--- Set exercise ---
Filter this data down to the lines that hold "JSON", and copy them.

--- Material provided ---
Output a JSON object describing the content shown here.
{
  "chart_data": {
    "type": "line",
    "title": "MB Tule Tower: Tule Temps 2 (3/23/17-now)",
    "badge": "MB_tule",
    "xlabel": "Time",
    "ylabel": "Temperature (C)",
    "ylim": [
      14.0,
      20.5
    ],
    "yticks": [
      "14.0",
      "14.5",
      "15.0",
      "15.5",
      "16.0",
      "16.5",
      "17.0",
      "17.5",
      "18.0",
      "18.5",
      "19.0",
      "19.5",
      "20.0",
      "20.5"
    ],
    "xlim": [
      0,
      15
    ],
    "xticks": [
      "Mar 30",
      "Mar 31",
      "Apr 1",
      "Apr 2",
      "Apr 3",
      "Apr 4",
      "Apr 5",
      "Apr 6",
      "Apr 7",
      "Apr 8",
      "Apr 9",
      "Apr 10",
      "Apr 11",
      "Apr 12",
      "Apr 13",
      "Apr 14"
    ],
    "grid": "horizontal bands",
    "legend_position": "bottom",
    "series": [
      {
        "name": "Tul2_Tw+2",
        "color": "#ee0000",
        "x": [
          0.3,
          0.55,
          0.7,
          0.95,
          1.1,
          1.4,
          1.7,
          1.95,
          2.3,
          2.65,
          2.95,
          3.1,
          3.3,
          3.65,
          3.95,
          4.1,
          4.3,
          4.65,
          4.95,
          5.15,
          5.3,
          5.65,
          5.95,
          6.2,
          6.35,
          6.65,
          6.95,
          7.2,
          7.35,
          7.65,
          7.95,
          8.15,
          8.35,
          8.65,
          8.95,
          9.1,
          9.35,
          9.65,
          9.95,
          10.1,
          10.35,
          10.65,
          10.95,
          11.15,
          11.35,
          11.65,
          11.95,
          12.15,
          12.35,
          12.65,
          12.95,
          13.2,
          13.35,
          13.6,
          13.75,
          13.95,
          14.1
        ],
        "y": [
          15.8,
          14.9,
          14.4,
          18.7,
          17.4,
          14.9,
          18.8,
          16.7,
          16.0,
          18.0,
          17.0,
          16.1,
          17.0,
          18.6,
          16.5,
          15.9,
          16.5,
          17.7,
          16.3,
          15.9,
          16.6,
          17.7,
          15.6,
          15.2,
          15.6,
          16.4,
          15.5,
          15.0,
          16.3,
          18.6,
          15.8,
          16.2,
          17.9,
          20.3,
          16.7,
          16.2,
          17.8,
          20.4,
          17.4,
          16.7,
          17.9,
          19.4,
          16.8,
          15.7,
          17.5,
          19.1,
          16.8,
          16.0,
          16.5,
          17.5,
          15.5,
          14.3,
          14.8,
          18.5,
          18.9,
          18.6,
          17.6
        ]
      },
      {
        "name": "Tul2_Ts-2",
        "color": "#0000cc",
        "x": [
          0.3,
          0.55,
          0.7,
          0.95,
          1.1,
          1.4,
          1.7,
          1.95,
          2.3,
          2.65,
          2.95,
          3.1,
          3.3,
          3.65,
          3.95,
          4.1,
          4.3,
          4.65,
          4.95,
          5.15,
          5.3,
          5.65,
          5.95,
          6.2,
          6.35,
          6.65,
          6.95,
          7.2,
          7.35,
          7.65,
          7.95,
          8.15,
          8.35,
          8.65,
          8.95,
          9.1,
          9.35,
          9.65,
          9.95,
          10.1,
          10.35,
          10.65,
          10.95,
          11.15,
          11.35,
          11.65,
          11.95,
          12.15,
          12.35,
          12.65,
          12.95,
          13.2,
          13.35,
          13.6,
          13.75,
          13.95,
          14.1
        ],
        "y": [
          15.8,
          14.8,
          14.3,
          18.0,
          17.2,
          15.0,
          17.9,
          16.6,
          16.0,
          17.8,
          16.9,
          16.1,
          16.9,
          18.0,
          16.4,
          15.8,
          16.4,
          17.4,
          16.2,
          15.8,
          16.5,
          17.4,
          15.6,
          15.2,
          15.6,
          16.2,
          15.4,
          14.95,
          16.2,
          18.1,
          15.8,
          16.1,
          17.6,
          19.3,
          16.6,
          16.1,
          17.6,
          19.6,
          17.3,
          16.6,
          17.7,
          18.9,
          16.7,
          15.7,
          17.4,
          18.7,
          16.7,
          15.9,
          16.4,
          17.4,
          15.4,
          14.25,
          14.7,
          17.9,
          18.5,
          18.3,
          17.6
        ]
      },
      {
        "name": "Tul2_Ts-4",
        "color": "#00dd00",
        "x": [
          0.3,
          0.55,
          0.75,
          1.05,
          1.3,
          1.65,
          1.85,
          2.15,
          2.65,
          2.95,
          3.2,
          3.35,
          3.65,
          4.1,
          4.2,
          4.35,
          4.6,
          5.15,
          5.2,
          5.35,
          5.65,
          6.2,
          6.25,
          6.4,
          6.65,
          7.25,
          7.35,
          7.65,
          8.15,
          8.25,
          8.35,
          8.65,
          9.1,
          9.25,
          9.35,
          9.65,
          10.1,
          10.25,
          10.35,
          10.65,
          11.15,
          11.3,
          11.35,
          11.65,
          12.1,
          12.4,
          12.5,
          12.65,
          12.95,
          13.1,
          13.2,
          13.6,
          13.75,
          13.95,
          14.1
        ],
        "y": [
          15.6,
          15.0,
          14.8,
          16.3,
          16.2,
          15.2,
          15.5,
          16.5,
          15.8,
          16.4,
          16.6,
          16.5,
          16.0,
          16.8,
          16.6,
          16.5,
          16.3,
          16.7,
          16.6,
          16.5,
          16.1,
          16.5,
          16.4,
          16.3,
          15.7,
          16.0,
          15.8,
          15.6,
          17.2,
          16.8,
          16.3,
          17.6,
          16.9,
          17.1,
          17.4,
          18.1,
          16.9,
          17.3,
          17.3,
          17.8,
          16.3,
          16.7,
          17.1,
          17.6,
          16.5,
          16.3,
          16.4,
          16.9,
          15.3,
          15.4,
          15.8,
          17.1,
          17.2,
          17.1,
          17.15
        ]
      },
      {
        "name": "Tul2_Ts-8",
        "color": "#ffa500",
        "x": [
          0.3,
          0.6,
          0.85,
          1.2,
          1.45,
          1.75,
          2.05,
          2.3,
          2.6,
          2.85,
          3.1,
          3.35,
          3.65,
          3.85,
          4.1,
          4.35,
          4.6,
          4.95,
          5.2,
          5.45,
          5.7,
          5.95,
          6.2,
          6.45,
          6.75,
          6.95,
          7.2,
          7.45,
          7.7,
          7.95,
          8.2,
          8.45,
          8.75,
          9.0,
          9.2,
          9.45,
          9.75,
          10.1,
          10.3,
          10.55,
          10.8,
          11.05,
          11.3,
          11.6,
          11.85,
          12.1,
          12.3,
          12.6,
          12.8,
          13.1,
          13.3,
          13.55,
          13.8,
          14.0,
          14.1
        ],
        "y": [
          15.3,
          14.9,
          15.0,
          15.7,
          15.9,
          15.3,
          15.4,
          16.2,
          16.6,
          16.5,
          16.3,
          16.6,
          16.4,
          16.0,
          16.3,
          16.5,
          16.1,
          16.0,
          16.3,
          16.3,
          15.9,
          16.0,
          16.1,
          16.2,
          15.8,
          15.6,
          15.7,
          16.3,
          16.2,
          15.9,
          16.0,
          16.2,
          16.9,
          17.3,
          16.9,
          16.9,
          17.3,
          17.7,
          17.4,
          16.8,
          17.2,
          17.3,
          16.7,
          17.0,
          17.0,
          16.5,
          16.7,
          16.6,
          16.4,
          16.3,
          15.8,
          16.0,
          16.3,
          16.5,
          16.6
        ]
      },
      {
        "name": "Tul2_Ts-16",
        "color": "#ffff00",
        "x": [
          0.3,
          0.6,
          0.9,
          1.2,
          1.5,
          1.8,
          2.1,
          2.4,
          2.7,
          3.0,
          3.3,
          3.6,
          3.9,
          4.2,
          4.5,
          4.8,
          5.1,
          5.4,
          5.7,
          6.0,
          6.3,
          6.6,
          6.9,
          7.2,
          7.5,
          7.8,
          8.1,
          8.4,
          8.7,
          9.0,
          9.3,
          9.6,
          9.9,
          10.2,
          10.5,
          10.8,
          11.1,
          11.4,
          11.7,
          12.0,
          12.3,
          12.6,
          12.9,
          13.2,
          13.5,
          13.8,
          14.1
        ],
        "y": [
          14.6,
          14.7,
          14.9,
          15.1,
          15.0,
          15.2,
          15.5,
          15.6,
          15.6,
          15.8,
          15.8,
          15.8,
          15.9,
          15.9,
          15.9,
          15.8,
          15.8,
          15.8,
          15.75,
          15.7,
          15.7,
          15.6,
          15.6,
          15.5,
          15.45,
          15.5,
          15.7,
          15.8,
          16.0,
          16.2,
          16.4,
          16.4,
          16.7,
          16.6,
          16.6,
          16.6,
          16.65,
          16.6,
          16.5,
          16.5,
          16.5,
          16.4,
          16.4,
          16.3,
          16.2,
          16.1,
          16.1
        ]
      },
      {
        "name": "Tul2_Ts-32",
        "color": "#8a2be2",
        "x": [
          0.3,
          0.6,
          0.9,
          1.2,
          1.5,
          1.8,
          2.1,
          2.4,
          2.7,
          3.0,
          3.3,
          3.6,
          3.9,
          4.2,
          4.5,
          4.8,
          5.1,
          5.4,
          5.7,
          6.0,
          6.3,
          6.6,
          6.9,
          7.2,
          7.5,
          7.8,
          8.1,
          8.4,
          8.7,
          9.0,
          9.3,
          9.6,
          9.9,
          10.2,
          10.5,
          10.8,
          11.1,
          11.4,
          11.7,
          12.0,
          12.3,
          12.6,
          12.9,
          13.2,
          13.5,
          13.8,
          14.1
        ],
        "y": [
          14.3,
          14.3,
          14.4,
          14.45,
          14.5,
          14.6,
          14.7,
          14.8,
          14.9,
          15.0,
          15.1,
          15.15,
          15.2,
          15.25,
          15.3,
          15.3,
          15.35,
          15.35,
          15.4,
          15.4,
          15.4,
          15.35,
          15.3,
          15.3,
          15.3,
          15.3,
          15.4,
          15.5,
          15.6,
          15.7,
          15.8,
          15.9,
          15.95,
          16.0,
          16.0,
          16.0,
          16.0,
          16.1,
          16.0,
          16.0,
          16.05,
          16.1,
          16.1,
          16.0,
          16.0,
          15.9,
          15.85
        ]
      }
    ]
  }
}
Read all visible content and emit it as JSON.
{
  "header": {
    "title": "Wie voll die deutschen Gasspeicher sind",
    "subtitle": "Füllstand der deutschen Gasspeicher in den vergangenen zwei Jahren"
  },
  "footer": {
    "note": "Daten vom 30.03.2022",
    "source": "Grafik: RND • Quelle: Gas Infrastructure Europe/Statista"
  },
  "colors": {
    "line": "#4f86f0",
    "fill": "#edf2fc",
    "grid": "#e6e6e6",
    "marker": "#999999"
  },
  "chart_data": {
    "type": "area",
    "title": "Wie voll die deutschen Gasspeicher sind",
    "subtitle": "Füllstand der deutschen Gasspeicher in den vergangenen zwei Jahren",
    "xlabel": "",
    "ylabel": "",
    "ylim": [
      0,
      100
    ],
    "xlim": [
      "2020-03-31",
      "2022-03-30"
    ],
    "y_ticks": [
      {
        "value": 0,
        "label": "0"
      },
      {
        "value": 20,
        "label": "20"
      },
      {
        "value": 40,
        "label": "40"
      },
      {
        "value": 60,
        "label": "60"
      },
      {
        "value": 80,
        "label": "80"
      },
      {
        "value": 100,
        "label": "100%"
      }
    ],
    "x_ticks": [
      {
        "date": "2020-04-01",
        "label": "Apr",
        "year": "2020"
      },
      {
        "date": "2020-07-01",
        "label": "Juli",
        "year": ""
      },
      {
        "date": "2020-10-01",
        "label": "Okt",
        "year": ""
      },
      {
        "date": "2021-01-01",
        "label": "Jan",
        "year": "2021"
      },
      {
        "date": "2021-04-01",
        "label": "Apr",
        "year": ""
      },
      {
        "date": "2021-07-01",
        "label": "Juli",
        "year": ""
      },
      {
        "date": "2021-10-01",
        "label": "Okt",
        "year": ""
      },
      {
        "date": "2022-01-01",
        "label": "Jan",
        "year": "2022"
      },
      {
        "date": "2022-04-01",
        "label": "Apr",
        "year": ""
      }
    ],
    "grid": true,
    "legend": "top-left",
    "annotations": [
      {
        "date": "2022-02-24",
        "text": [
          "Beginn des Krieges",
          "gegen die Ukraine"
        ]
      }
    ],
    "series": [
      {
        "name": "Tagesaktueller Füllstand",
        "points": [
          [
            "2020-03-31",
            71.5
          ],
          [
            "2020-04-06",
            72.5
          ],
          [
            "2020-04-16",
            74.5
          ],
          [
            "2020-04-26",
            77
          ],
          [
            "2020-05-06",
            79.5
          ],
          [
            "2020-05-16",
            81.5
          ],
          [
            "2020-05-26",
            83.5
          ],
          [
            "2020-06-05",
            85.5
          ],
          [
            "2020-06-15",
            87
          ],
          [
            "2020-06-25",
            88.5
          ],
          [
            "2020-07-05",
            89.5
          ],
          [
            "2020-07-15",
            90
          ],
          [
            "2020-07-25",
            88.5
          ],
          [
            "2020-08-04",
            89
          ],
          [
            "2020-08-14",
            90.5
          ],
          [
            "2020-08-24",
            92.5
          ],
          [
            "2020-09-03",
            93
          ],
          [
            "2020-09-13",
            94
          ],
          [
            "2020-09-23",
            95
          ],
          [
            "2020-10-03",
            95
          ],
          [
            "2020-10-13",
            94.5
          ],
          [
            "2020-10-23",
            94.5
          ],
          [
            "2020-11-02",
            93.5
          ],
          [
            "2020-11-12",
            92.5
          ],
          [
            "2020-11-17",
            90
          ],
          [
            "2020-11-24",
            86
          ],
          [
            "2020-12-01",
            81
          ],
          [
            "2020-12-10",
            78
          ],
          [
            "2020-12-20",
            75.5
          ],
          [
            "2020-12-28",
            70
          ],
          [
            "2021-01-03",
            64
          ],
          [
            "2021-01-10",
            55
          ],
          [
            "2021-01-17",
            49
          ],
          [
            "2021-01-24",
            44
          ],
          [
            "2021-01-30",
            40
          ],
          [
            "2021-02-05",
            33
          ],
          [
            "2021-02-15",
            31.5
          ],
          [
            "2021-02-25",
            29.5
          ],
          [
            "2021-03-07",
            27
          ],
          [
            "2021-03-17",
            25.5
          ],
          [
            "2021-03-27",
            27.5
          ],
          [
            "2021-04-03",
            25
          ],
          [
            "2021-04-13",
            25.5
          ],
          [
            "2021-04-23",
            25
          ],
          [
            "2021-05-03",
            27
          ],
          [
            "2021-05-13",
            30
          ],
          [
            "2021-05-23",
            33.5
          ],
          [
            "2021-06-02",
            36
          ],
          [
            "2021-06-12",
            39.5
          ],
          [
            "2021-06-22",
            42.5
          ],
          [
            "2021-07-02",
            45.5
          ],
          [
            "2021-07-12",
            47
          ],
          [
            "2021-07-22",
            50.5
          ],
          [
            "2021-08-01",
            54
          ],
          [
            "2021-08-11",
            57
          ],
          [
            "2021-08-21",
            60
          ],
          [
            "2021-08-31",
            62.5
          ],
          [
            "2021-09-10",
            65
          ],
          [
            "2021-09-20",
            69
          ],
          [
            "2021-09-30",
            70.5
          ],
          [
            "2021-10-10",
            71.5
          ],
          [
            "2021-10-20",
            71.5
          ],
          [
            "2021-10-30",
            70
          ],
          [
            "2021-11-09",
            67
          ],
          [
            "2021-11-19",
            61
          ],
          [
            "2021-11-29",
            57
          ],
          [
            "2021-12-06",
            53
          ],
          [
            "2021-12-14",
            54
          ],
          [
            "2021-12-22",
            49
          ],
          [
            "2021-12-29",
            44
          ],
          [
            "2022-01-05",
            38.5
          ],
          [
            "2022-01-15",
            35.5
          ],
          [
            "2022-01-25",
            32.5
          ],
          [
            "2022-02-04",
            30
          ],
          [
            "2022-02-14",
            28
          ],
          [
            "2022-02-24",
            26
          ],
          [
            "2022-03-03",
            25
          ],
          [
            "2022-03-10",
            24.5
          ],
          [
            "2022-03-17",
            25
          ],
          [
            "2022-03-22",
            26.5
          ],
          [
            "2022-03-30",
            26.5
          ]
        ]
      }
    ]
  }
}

--- Solution to this task ---
Output a JSON object describing the content shown here.
Read all visible content and emit it as JSON.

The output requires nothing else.